**Work to do**
Return every line below in which "page" appears.

**Supplied records**
──────────
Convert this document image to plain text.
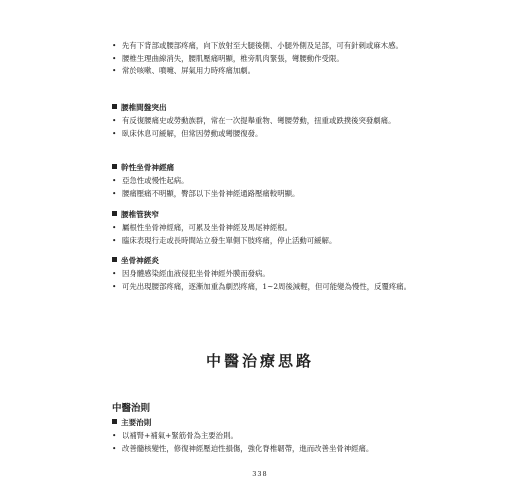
• 先有下背部或腰部疼痛，向下放射至大腿後側、小腿外側及足部，可有針刺或麻木感。
• 腰椎生理曲線消失，腰肌壓痛明顯，椎旁肌肉緊張，彎腰動作受限。
• 常於咳嗽、噴嚏、屏氣用力時疼痛加劇。
腰椎間盤突出
• 有反復腰痛史或勞動族群，常在一次提舉重物、彎腰勞動，扭重或跌撲後突發劇痛。
• 臥床休息可緩解，但常因勞動或彎腰復發。
幹性坐骨神經痛
• 亞急性或慢性起病。
• 腰痛壓痛不明顯，臀部以下坐骨神經通路壓痛較明顯。
腰椎管狹窄
• 屬根性坐骨神經痛，可累及坐骨神經及馬尾神經根。
• 臨床表現行走或長時間站立發生單側下肢疼痛，停止活動可緩解。
坐骨神經炎
• 因身體感染經血液侵犯坐骨神經外膜而發病。
• 可先出現腰部疼痛，逐漸加重為劇烈疼痛，1~2周後減輕，但可能變為慢性，反覆疼痛。
中醫治療思路
中醫治則
主要治則
• 以補腎+補氣+緊筋骨為主要治則。
• 改善髓核變性，修復神經壓迫性損傷，強化脊椎韌帶，進而改善坐骨神經痛。
338
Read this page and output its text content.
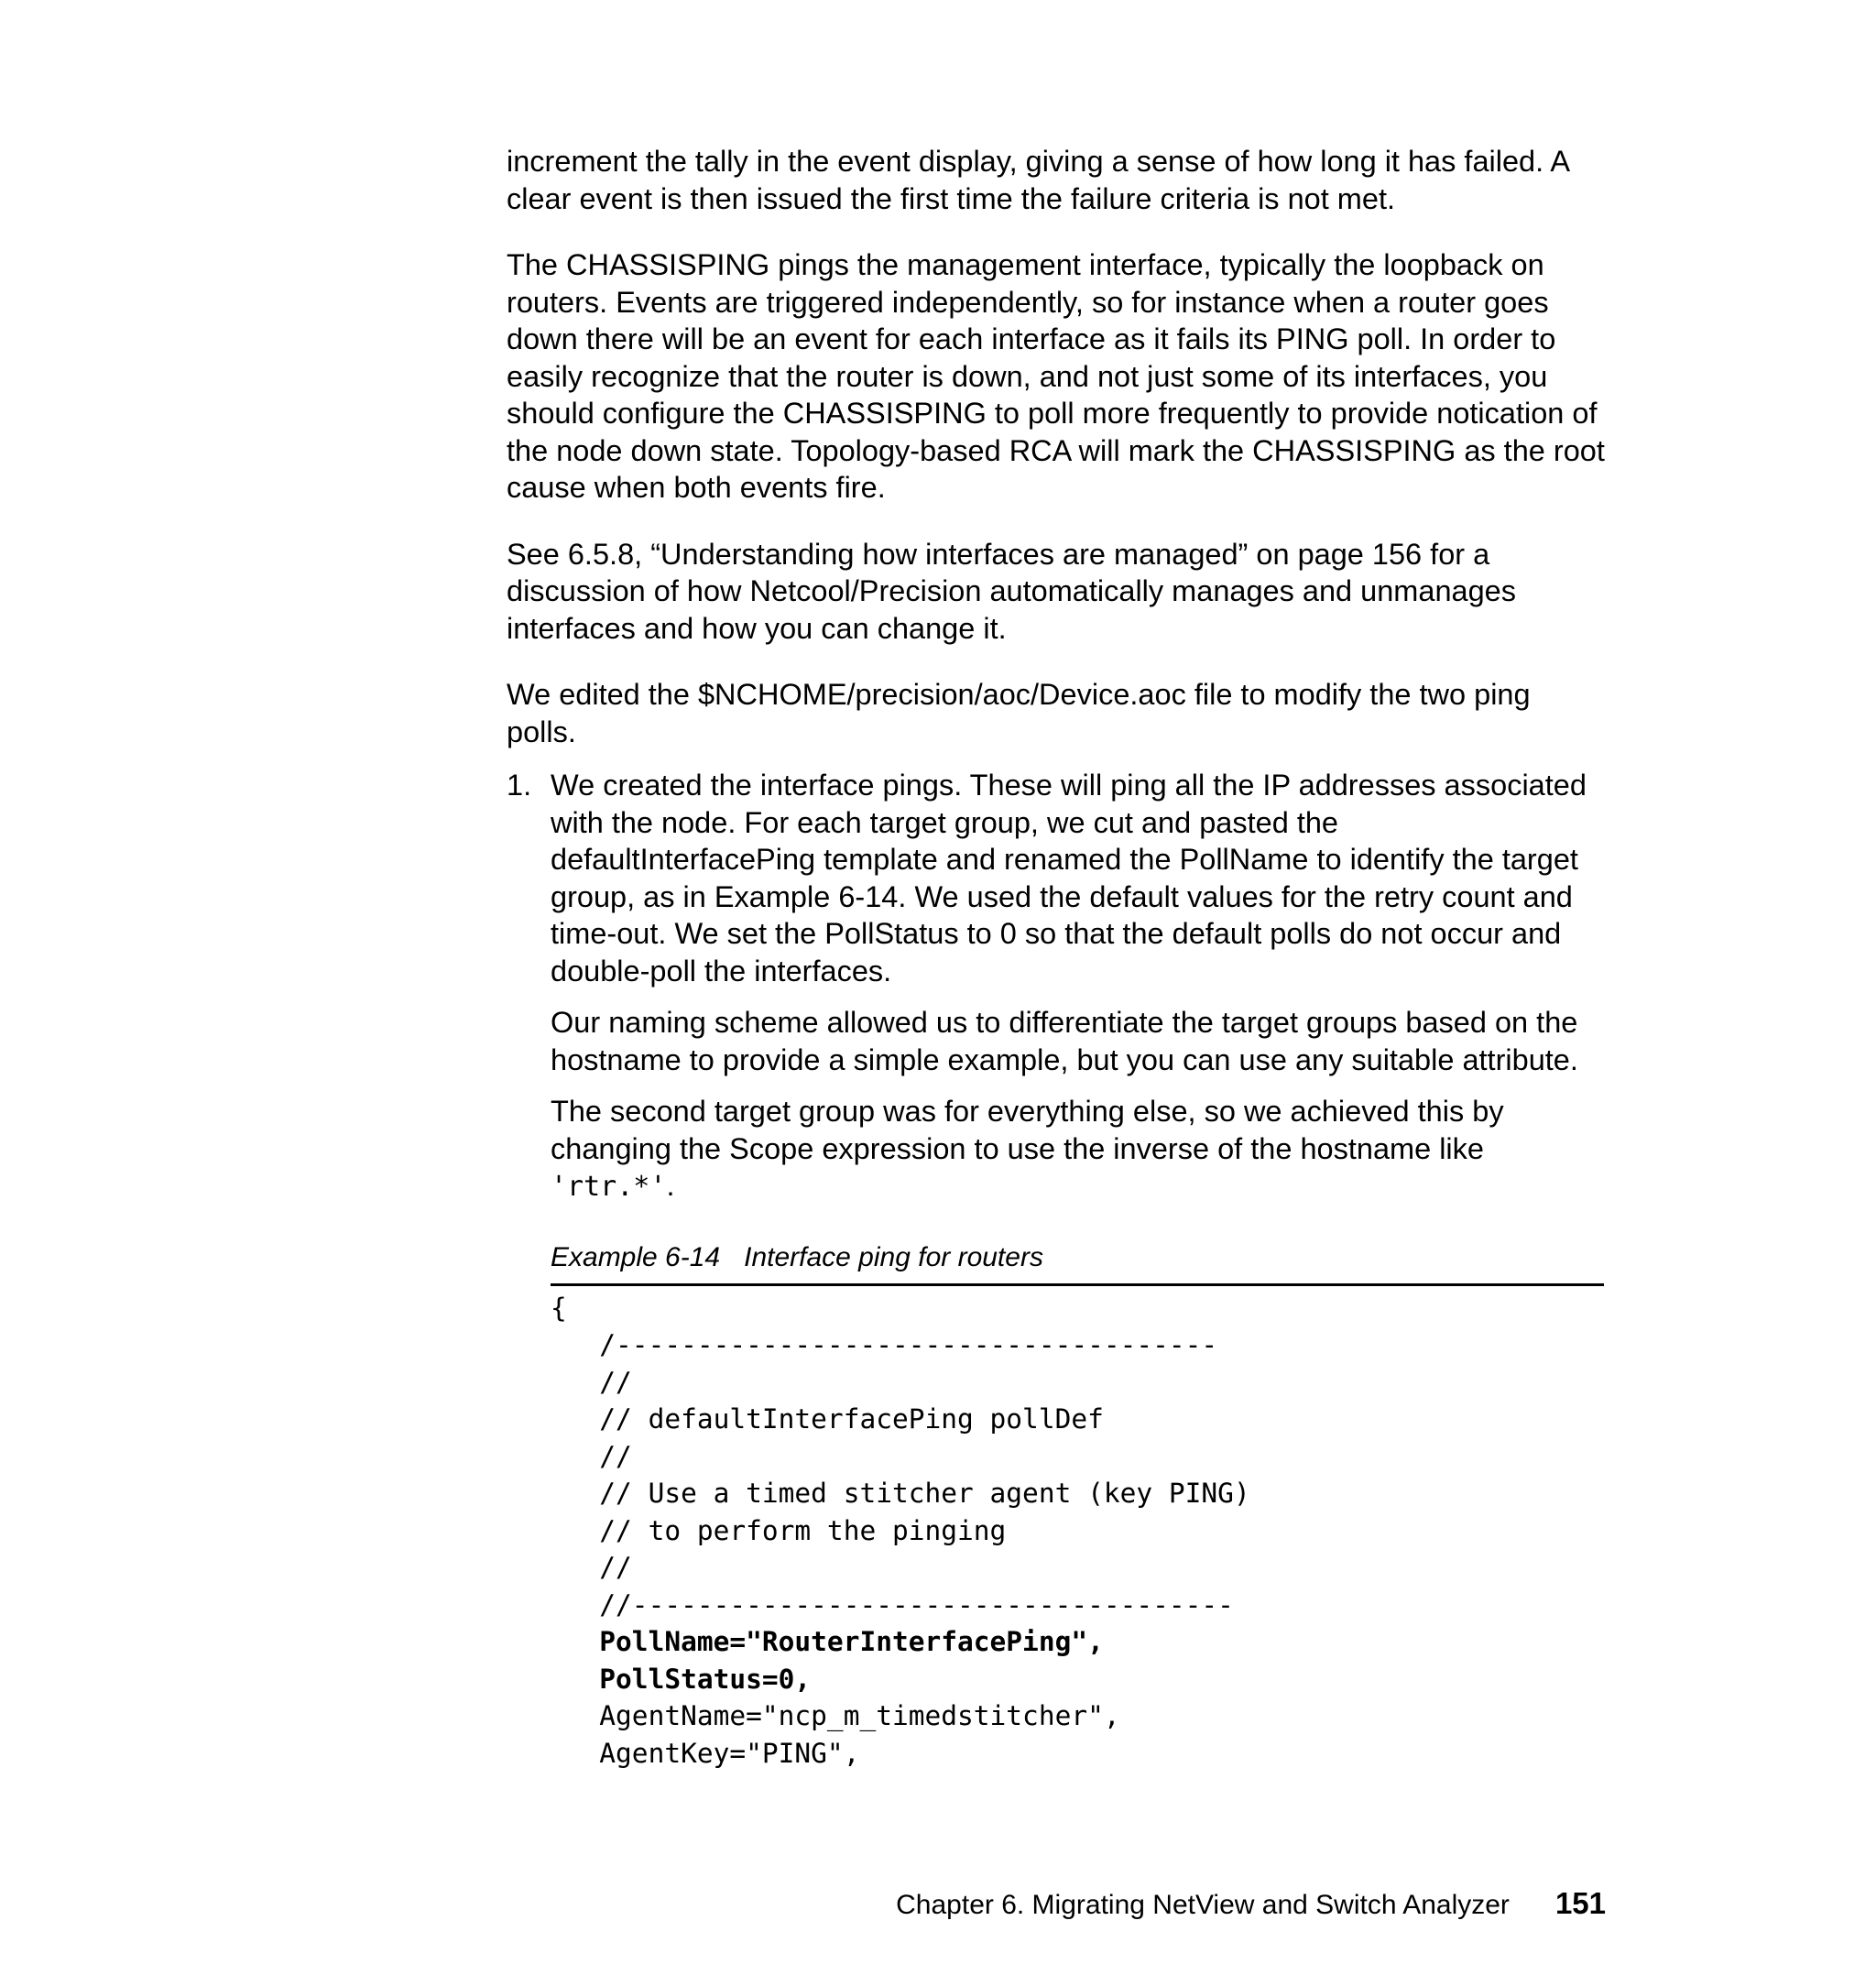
increment the tally in the event display, giving a sense of how long it has failed. A clear event is then issued the first time the failure criteria is not met.

The CHASSISPING pings the management interface, typically the loopback on routers. Events are triggered independently, so for instance when a router goes down there will be an event for each interface as it fails its PING poll. In order to easily recognize that the router is down, and not just some of its interfaces, you should configure the CHASSISPING to poll more frequently to provide notication of the node down state. Topology-based RCA will mark the CHASSISPING as the root cause when both events fire.

See 6.5.8, “Understanding how interfaces are managed” on page 156 for a discussion of how Netcool/Precision automatically manages and unmanages interfaces and how you can change it.

We edited the $NCHOME/precision/aoc/Device.aoc file to modify the two ping polls.

1. We created the interface pings. These will ping all the IP addresses associated with the node. For each target group, we cut and pasted the defaultInterfacePing template and renamed the PollName to identify the target group, as in Example 6-14. We used the default values for the retry count and time-out. We set the PollStatus to 0 so that the default polls do not occur and double-poll the interfaces.

Our naming scheme allowed us to differentiate the target groups based on the hostname to provide a simple example, but you can use any suitable attribute.

The second target group was for everything else, so we achieved this by changing the Scope expression to use the inverse of the hostname like 'rtr.*'.

Example 6-14 Interface ping for routers
{
/-------------------------------------
//
// defaultInterfacePing pollDef
//
// Use a timed stitcher agent (key PING)
// to perform the pinging
//
//-------------------------------------
PollName="RouterInterfacePing",
PollStatus=0,
AgentName="ncp_m_timedstitcher",
AgentKey="PING",
Chapter 6. Migrating NetView and Switch Analyzer 151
──────────
**Complete output**
Read this page and output its text content.
See 6.5.8, “Understanding how interfaces are managed” on page 156 for a discussion of how Netcool/Precision automatically manages and unmanages interfaces and how you can change it.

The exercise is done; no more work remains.